Recorded data:
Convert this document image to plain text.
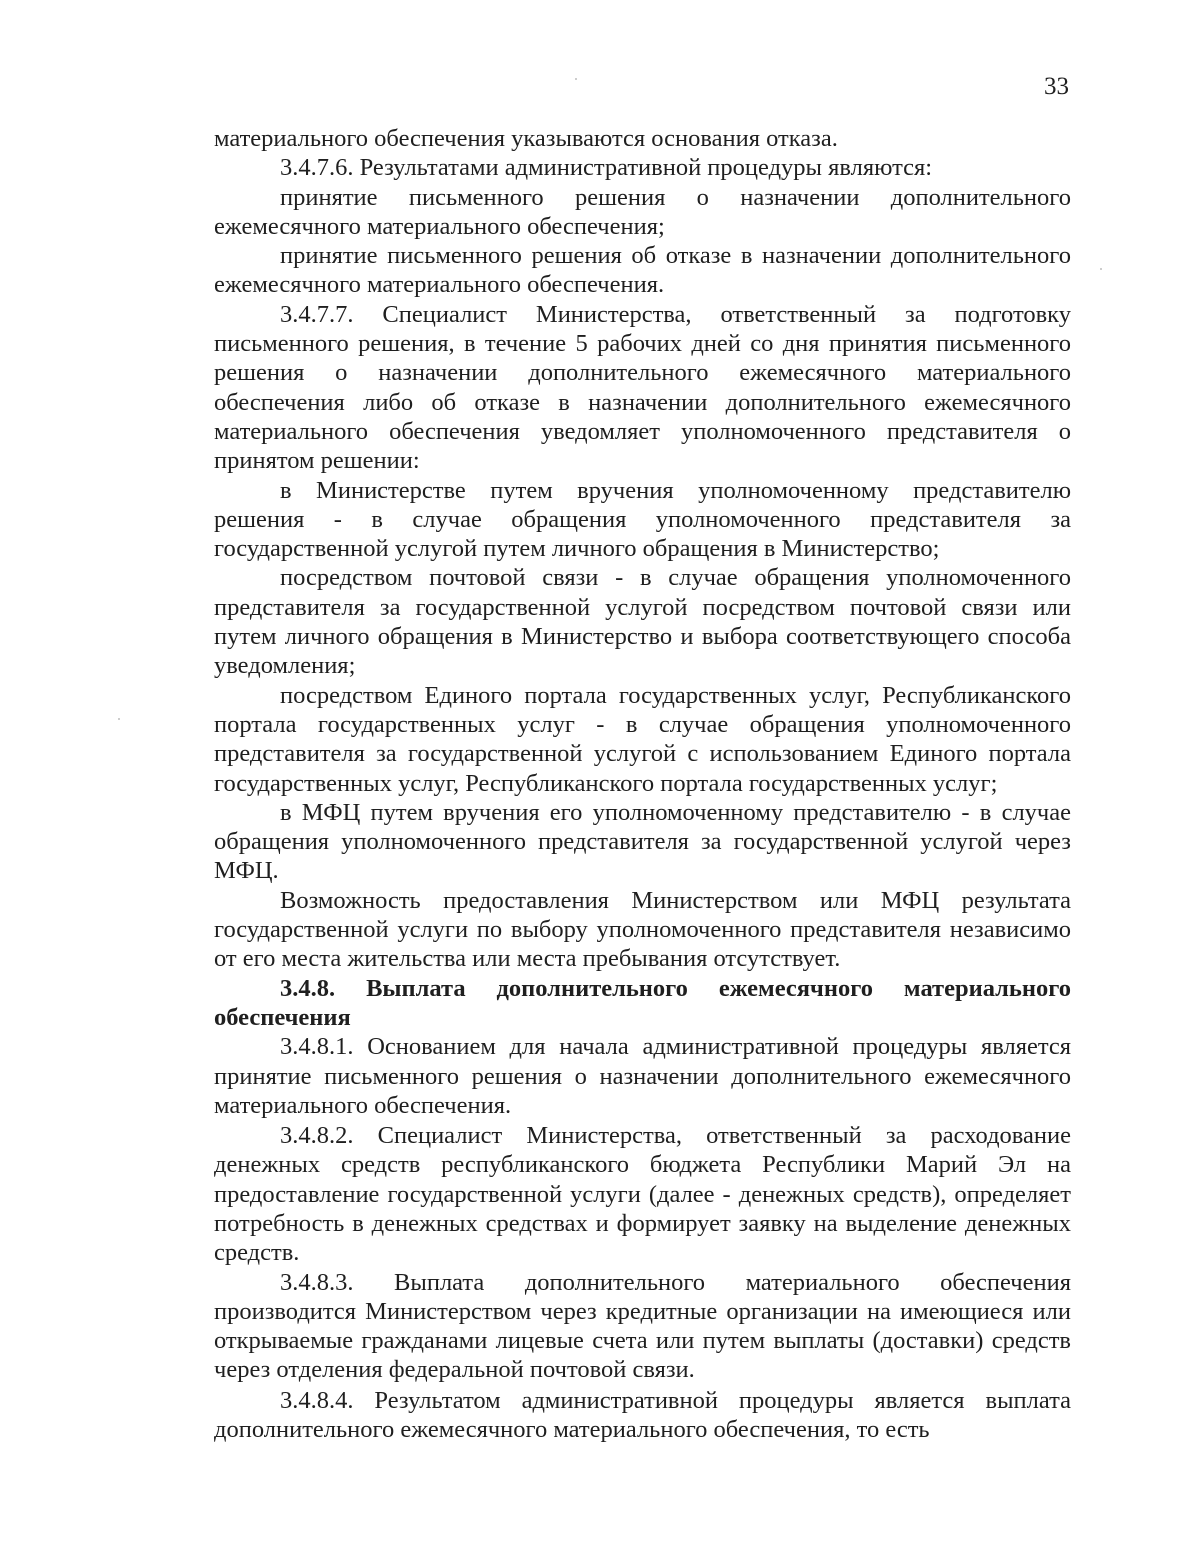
33

материального обеспечения указываются основания отказа.

3.4.7.6. Результатами административной процедуры являются:

принятие письменного решения о назначении дополнительного ежемесячного материального обеспечения;

принятие письменного решения об отказе в назначении дополнительного ежемесячного материального обеспечения.

3.4.7.7. Специалист Министерства, ответственный за подготовку письменного решения, в течение 5 рабочих дней со дня принятия письменного решения о назначении дополнительного ежемесячного материального обеспечения либо об отказе в назначении дополнительного ежемесячного материального обеспечения уведомляет уполномоченного представителя о принятом решении:

в Министерстве путем вручения уполномоченному представителю решения - в случае обращения уполномоченного представителя за государственной услугой путем личного обращения в Министерство;

посредством почтовой связи - в случае обращения уполномоченного представителя за государственной услугой посредством почтовой связи или путем личного обращения в Министерство и выбора соответствующего способа уведомления;

посредством Единого портала государственных услуг, Республиканского портала государственных услуг - в случае обращения уполномоченного представителя за государственной услугой с использованием Единого портала государственных услуг, Республиканского портала государственных услуг;

в МФЦ путем вручения его уполномоченному представителю - в случае обращения уполномоченного представителя за государственной услугой через МФЦ.

Возможность предоставления Министерством или МФЦ результата государственной услуги по выбору уполномоченного представителя независимо от его места жительства или места пребывания отсутствует.

3.4.8. Выплата дополнительного ежемесячного материального обеспечения

3.4.8.1. Основанием для начала административной процедуры является принятие письменного решения о назначении дополнительного ежемесячного материального обеспечения.

3.4.8.2. Специалист Министерства, ответственный за расходование денежных средств республиканского бюджета Республики Марий Эл на предоставление государственной услуги (далее - денежных средств), определяет потребность в денежных средствах и формирует заявку на выделение денежных средств.

3.4.8.3. Выплата дополнительного материального обеспечения производится Министерством через кредитные организации на имеющиеся или открываемые гражданами лицевые счета или путем выплаты (доставки) средств через отделения федеральной почтовой связи.

3.4.8.4. Результатом административной процедуры является выплата дополнительного ежемесячного материального обеспечения, то есть
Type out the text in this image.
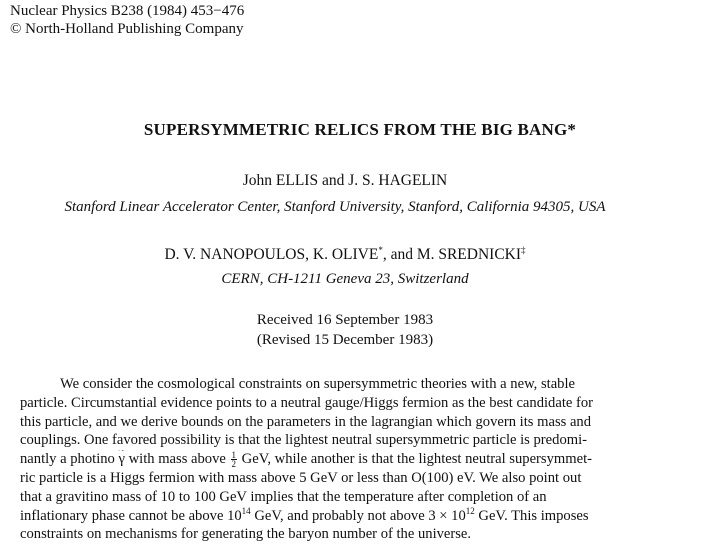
Nuclear Physics B238 (1984) 453−476
© North-Holland Publishing Company
SUPERSYMMETRIC RELICS FROM THE BIG BANG*
John ELLIS and J. S. HAGELIN
Stanford Linear Accelerator Center, Stanford University, Stanford, California 94305, USA
D. V. NANOPOULOS, K. OLIVE*, and M. SREDNICKI‡
CERN, CH-1211 Geneva 23, Switzerland
Received 16 September 1983
(Revised 15 December 1983)
We consider the cosmological constraints on supersymmetric theories with a new, stable
particle. Circumstantial evidence points to a neutral gauge/Higgs fermion as the best candidate for
this particle, and we derive bounds on the parameters in the lagrangian which govern its mass and
couplings. One favored possibility is that the lightest neutral supersymmetric particle is predomi-
nantly a photino γ ~ with mass above $\frac{1}{2}$ GeV, while another is that the lightest neutral supersymmet-
ric particle is a Higgs fermion with mass above 5 GeV or less than O(100) eV. We also point out
that a gravitino mass of 10 to 100 GeV implies that the temperature after completion of an
inflationary phase cannot be above $10^{14}$ GeV, and probably not above $3 \times 10^{12}$ GeV. This imposes
constraints on mechanisms for generating the baryon number of the universe.
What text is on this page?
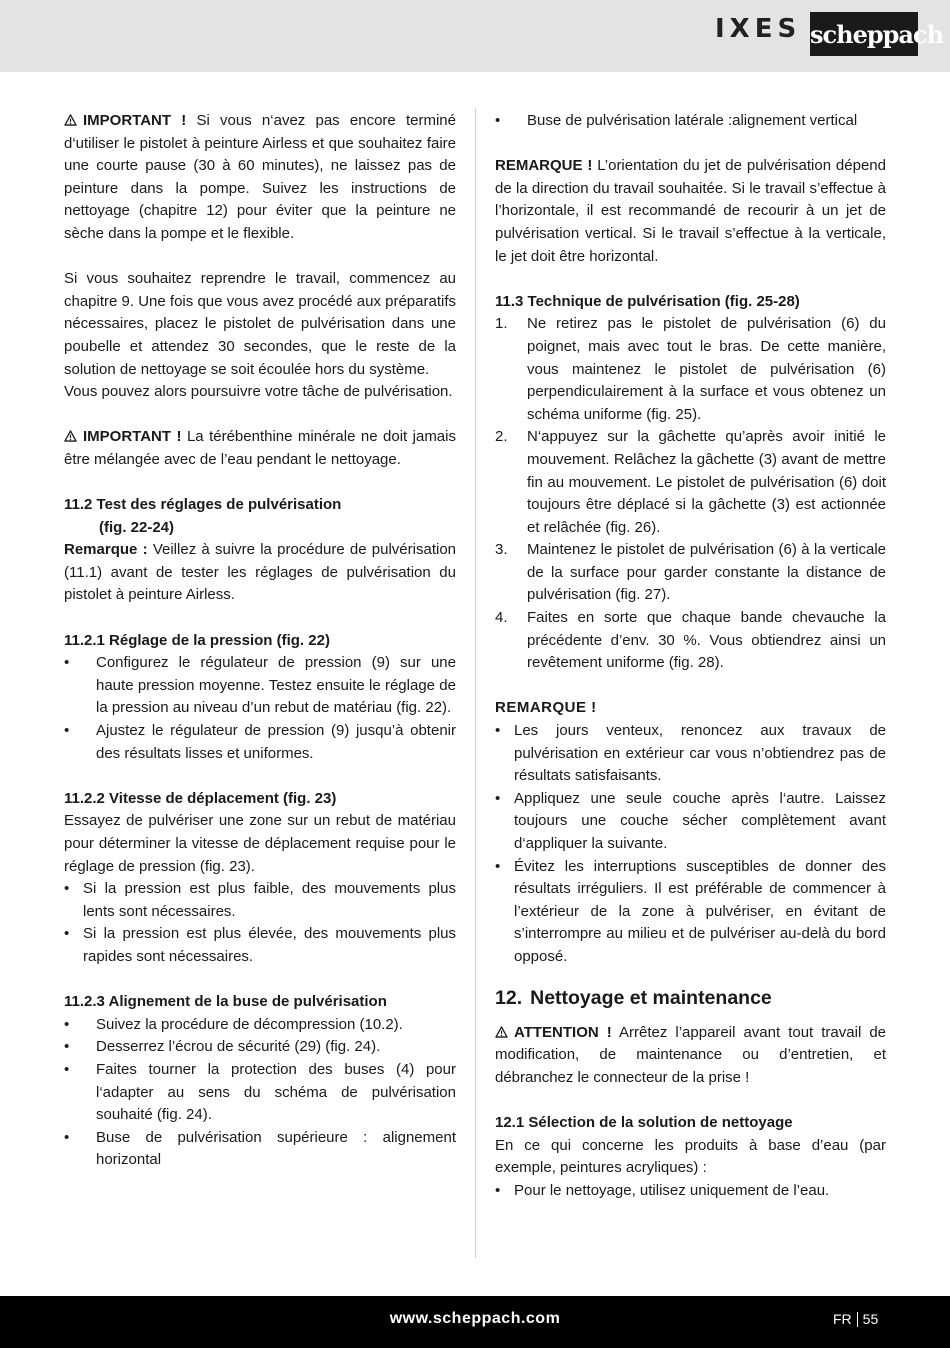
IXES scheppach
IMPORTANT ! Si vous n‘avez pas encore terminé d‘utiliser le pistolet à peinture Airless et que souhaitez faire une courte pause (30 à 60 minutes), ne laissez pas de peinture dans la pompe. Suivez les instructions de nettoyage (chapitre 12) pour éviter que la peinture ne sèche dans la pompe et le flexible.
Si vous souhaitez reprendre le travail, commencez au chapitre 9. Une fois que vous avez procédé aux préparatifs nécessaires, placez le pistolet de pulvérisation dans une poubelle et attendez 30 secondes, que le reste de la solution de nettoyage se soit écoulée hors du système.
Vous pouvez alors poursuivre votre tâche de pulvérisation.
IMPORTANT ! La térébenthine minérale ne doit jamais être mélangée avec de l’eau pendant le nettoyage.
11.2 Test des réglages de pulvérisation
(fig. 22-24)
Remarque : Veillez à suivre la procédure de pulvérisation (11.1) avant de tester les réglages de pulvérisation du pistolet à peinture Airless.
11.2.1 Réglage de la pression (fig. 22)
• Configurez le régulateur de pression (9) sur une haute pression moyenne. Testez ensuite le réglage de la pression au niveau d’un rebut de matériau (fig. 22).
• Ajustez le régulateur de pression (9) jusqu’à obtenir des résultats lisses et uniformes.
11.2.2 Vitesse de déplacement (fig. 23)
Essayez de pulvériser une zone sur un rebut de matériau pour déterminer la vitesse de déplacement requise pour le réglage de pression (fig. 23).
• Si la pression est plus faible, des mouvements plus lents sont nécessaires.
• Si la pression est plus élevée, des mouvements plus rapides sont nécessaires.
11.2.3 Alignement de la buse de pulvérisation
• Suivez la procédure de décompression (10.2).
• Desserrez l’écrou de sécurité (29) (fig. 24).
• Faites tourner la protection des buses (4) pour l‘adapter au sens du schéma de pulvérisation souhaité (fig. 24).
• Buse de pulvérisation supérieure : alignement horizontal
• Buse de pulvérisation latérale :alignement vertical
REMARQUE ! L’orientation du jet de pulvérisation dépend de la direction du travail souhaitée. Si le travail s’effectue à l’horizontale, il est recommandé de recourir à un jet de pulvérisation vertical. Si le travail s’effectue à la verticale, le jet doit être horizontal.
11.3 Technique de pulvérisation (fig. 25-28)
1. Ne retirez pas le pistolet de pulvérisation (6) du poignet, mais avec tout le bras. De cette manière, vous maintenez le pistolet de pulvérisation (6) perpendiculairement à la surface et vous obtenez un schéma uniforme (fig. 25).
2. N‘appuyez sur la gâchette qu’après avoir initié le mouvement. Relâchez la gâchette (3) avant de mettre fin au mouvement. Le pistolet de pulvérisation (6) doit toujours être déplacé si la gâchette (3) est actionnée et relâchée (fig. 26).
3. Maintenez le pistolet de pulvérisation (6) à la verticale de la surface pour garder constante la distance de pulvérisation (fig. 27).
4. Faites en sorte que chaque bande chevauche la précédente d’env. 30 %. Vous obtiendrez ainsi un revêtement uniforme (fig. 28).
REMARQUE !
• Les jours venteux, renoncez aux travaux de pulvérisation en extérieur car vous n’obtiendrez pas de résultats satisfaisants.
• Appliquez une seule couche après l‘autre. Laissez toujours une couche sécher complètement avant d‘appliquer la suivante.
• Évitez les interruptions susceptibles de donner des résultats irréguliers. Il est préférable de commencer à l’extérieur de la zone à pulvériser, en évitant de s’interrompre au milieu et de pulvériser au-delà du bord opposé.
12. Nettoyage et maintenance
ATTENTION ! Arrêtez l’appareil avant tout travail de modification, de maintenance ou d’entretien, et débranchez le connecteur de la prise !
12.1 Sélection de la solution de nettoyage
En ce qui concerne les produits à base d’eau (par exemple, peintures acryliques) :
• Pour le nettoyage, utilisez uniquement de l’eau.
www.scheppach.com	FR 55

#### WHAT IS BEING ASKED
Every line above that contains the word "après" should be reported.

#### WRITTEN SOLUTION
2. N‘appuyez sur la gâchette qu’après avoir initié le mouvement. Relâchez la gâchette (3) avant de mettre fin au mouvement. Le pistolet de pulvérisation (6) doit toujours être déplacé si la gâchette (3) est actionnée et relâchée (fig. 26).
• Appliquez une seule couche après l‘autre. Laissez toujours une couche sécher complètement avant d‘appliquer la suivante.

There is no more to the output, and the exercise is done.